Input data start
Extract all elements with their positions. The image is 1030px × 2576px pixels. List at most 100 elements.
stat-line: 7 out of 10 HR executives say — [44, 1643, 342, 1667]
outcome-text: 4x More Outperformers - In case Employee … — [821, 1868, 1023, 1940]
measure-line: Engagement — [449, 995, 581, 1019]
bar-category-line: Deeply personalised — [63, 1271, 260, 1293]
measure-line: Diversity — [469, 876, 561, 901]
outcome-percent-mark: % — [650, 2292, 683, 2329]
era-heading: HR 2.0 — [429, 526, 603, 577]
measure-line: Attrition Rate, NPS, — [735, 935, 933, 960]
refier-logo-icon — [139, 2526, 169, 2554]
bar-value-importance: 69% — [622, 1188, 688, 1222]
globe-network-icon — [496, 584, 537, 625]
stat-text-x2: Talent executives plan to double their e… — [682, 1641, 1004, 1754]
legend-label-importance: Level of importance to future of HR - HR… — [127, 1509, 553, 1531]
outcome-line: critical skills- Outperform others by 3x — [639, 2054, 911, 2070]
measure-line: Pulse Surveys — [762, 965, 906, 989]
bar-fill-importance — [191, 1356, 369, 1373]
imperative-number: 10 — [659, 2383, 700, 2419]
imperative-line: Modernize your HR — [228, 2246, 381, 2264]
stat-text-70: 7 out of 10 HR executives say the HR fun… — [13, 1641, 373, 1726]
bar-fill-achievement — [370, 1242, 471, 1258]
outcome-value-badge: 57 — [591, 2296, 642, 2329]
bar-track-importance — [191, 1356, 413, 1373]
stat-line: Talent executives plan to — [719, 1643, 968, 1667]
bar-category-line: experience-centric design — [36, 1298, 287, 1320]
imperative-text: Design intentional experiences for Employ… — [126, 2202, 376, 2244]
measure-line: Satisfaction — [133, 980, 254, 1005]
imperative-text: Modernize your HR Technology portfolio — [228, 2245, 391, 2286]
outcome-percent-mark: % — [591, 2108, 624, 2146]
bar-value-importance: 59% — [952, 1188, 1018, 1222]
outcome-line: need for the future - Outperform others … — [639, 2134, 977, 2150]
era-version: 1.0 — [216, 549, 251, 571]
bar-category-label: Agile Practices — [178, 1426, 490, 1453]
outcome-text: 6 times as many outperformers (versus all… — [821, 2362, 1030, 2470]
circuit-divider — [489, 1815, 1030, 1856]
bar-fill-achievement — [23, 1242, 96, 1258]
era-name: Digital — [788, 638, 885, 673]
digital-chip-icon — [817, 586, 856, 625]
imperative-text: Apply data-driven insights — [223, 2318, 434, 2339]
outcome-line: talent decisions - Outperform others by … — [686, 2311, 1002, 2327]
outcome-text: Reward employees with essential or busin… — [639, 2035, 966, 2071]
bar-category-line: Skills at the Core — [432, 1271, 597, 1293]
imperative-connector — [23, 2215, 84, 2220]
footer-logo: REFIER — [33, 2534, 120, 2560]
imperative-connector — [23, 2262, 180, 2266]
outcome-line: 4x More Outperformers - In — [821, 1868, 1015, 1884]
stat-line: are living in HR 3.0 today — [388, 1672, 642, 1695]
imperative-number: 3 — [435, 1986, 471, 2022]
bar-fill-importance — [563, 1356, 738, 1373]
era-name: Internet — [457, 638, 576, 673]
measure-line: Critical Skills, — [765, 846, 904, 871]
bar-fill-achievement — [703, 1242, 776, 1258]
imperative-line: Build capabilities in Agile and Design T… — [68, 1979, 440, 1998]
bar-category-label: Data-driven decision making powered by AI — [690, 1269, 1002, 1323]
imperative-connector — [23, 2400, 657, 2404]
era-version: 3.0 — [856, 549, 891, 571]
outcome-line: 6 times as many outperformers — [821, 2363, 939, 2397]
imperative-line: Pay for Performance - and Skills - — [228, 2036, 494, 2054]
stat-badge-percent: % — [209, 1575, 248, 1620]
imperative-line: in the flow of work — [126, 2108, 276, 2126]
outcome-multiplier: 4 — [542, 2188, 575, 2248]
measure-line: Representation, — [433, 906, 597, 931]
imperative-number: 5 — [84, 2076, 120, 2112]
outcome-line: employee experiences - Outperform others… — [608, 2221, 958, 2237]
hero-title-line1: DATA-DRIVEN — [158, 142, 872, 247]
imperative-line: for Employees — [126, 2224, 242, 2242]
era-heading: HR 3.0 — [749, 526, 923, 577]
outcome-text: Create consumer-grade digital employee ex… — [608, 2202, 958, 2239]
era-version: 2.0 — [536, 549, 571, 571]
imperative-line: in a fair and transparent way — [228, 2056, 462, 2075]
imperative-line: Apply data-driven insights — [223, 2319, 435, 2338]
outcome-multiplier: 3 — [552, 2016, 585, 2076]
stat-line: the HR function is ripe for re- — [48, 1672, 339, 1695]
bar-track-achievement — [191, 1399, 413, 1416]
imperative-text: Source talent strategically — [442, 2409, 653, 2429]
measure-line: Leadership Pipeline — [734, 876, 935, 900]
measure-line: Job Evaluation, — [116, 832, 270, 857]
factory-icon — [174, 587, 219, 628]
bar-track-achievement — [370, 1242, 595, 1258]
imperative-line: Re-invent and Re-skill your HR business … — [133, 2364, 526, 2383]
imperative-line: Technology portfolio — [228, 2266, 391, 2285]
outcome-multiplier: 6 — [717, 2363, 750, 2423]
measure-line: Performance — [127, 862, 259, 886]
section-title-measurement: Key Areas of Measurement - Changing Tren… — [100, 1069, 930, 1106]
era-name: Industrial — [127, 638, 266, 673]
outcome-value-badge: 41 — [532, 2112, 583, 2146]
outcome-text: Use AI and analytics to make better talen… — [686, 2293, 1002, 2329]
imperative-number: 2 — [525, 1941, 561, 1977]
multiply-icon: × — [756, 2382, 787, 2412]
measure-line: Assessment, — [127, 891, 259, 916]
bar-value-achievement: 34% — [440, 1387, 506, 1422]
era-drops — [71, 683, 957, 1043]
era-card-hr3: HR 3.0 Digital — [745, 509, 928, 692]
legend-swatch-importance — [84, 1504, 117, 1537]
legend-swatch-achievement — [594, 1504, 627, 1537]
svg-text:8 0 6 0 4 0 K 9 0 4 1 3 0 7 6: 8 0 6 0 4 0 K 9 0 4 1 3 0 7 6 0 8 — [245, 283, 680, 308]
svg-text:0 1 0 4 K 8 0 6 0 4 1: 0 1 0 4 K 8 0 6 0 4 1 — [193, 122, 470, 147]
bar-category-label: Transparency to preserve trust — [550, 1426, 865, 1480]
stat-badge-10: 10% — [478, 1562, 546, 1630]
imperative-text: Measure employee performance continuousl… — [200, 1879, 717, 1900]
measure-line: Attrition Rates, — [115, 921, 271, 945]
Input data end
What this task involves
Please reproduce every line above word for word.

Result for this task
Extract all elements with their positions. The image is 1030px × 2576px pixels. List at most 100 elements.
stat-line: 7 out of 10 HR executives say — [44, 1643, 342, 1667]
outcome-text: 4x More Outperformers - In case Employee … — [821, 1868, 1023, 1940]
measure-line: Engagement — [449, 995, 581, 1019]
bar-category-line: Deeply personalised — [63, 1271, 260, 1293]
measure-line: Diversity — [469, 876, 561, 901]
outcome-percent-mark: % — [650, 2292, 683, 2329]
era-heading: HR 2.0 — [429, 526, 603, 577]
measure-line: Attrition Rate, NPS, — [735, 935, 933, 960]
refier-logo-icon — [139, 2526, 169, 2554]
bar-value-importance: 69% — [622, 1188, 688, 1222]
globe-network-icon — [496, 584, 537, 625]
stat-text-x2: Talent executives plan to double their e… — [682, 1641, 1004, 1754]
legend-label-importance: Level of importance to future of HR - HR… — [127, 1509, 553, 1531]
outcome-line: critical skills- Outperform others by 3x — [639, 2054, 911, 2070]
measure-line: Pulse Surveys — [762, 965, 906, 989]
bar-fill-importance — [191, 1356, 369, 1373]
imperative-number: 10 — [659, 2383, 700, 2419]
imperative-line: Modernize your HR — [228, 2246, 381, 2264]
stat-text-70: 7 out of 10 HR executives say the HR fun… — [13, 1641, 373, 1726]
bar-fill-achievement — [370, 1242, 471, 1258]
outcome-value-badge: 57 — [591, 2296, 642, 2329]
bar-track-importance — [191, 1356, 413, 1373]
stat-line: Talent executives plan to — [719, 1643, 968, 1667]
bar-category-line: experience-centric design — [36, 1298, 287, 1320]
imperative-text: Design intentional experiences for Employ… — [126, 2202, 376, 2244]
measure-line: Satisfaction — [133, 980, 254, 1005]
imperative-text: Modernize your HR Technology portfolio — [228, 2245, 391, 2286]
outcome-percent-mark: % — [591, 2108, 624, 2146]
bar-value-importance: 59% — [952, 1188, 1018, 1222]
outcome-line: need for the future - Outperform others … — [639, 2134, 977, 2150]
era-version: 1.0 — [216, 549, 251, 571]
bar-category-label: Agile Practices — [178, 1426, 490, 1453]
outcome-text: 6 times as many outperformers (versus all… — [821, 2362, 1030, 2470]
circuit-divider — [489, 1815, 1030, 1856]
bar-fill-achievement — [23, 1242, 96, 1258]
era-name: Digital — [788, 638, 885, 673]
digital-chip-icon — [817, 586, 856, 625]
imperative-text: Apply data-driven insights — [223, 2318, 434, 2339]
outcome-line: talent decisions - Outperform others by … — [686, 2311, 1002, 2327]
outcome-text: Reward employees with essential or busin… — [639, 2035, 966, 2071]
bar-category-line: Skills at the Core — [432, 1271, 597, 1293]
imperative-connector — [23, 2215, 84, 2220]
footer-logo: REFIER — [33, 2534, 120, 2560]
imperative-connector — [23, 2262, 180, 2266]
outcome-line: 4x More Outperformers - In — [821, 1868, 1015, 1884]
stat-line: are living in HR 3.0 today — [388, 1672, 642, 1695]
imperative-number: 3 — [435, 1986, 471, 2022]
bar-fill-importance — [563, 1356, 738, 1373]
era-name: Internet — [457, 638, 576, 673]
measure-line: Critical Skills, — [765, 846, 904, 871]
bar-fill-achievement — [703, 1242, 776, 1258]
imperative-line: Build capabilities in Agile and Design T… — [68, 1979, 440, 1998]
bar-category-label: Data-driven decision making powered by AI — [690, 1269, 1002, 1323]
imperative-connector — [23, 2400, 657, 2404]
era-version: 3.0 — [856, 549, 891, 571]
outcome-line: 6 times as many outperformers — [821, 2363, 939, 2397]
imperative-line: Pay for Performance - and Skills - — [228, 2036, 494, 2054]
stat-badge-percent: % — [209, 1575, 248, 1620]
imperative-line: in the flow of work — [126, 2108, 276, 2126]
outcome-multiplier: 4 — [542, 2188, 575, 2248]
measure-line: Representation, — [433, 906, 597, 931]
imperative-number: 5 — [84, 2076, 120, 2112]
outcome-line: employee experiences - Outperform others… — [608, 2221, 958, 2237]
hero-title-line1: DATA-DRIVEN — [158, 142, 872, 247]
imperative-line: for Employees — [126, 2224, 242, 2242]
era-heading: HR 3.0 — [749, 526, 923, 577]
outcome-text: Create consumer-grade digital employee ex… — [608, 2202, 958, 2239]
era-version: 2.0 — [536, 549, 571, 571]
imperative-line: in a fair and transparent way — [228, 2056, 462, 2075]
imperative-line: Apply data-driven insights — [223, 2319, 435, 2338]
outcome-multiplier: 3 — [552, 2016, 585, 2076]
stat-line: the HR function is ripe for re- — [48, 1672, 339, 1695]
bar-track-achievement — [191, 1399, 413, 1416]
imperative-text: Source talent strategically — [442, 2409, 653, 2429]
measure-line: Leadership Pipeline — [734, 876, 935, 900]
measure-line: Job Evaluation, — [116, 832, 270, 857]
factory-icon — [174, 587, 219, 628]
bar-track-achievement — [370, 1242, 595, 1258]
imperative-line: Re-invent and Re-skill your HR business … — [133, 2364, 526, 2383]
imperative-line: Technology portfolio — [228, 2266, 391, 2285]
outcome-multiplier: 6 — [717, 2363, 750, 2423]
measure-line: Performance — [127, 862, 259, 886]
section-title-measurement: Key Areas of Measurement - Changing Tren… — [100, 1069, 930, 1106]
era-name: Industrial — [127, 638, 266, 673]
outcome-value-badge: 41 — [532, 2112, 583, 2146]
outcome-text: Use AI and analytics to make better talen… — [686, 2293, 1002, 2329]
imperative-number: 2 — [525, 1941, 561, 1977]
multiply-icon: × — [756, 2382, 787, 2412]
measure-line: Assessment, — [127, 891, 259, 916]
bar-value-achievement: 34% — [440, 1387, 506, 1422]
era-drops — [71, 683, 957, 1043]
era-card-hr3: HR 3.0 Digital — [745, 509, 928, 692]
legend-swatch-importance — [84, 1504, 117, 1537]
legend-swatch-achievement — [594, 1504, 627, 1537]
svg-text:8 0 6 0 4 0 K 9 0 4 1 3 0 7 6: 8 0 6 0 4 0 K 9 0 4 1 3 0 7 6 0 8 — [245, 283, 680, 308]
svg-text:0 1 0 4 K 8 0 6 0 4 1: 0 1 0 4 K 8 0 6 0 4 1 — [193, 122, 470, 147]
bar-category-label: Transparency to preserve trust — [550, 1426, 865, 1480]
stat-badge-10: 10% — [478, 1562, 546, 1630]
imperative-text: Measure employee performance continuousl… — [200, 1879, 717, 1900]
measure-line: Attrition Rates, — [115, 921, 271, 945]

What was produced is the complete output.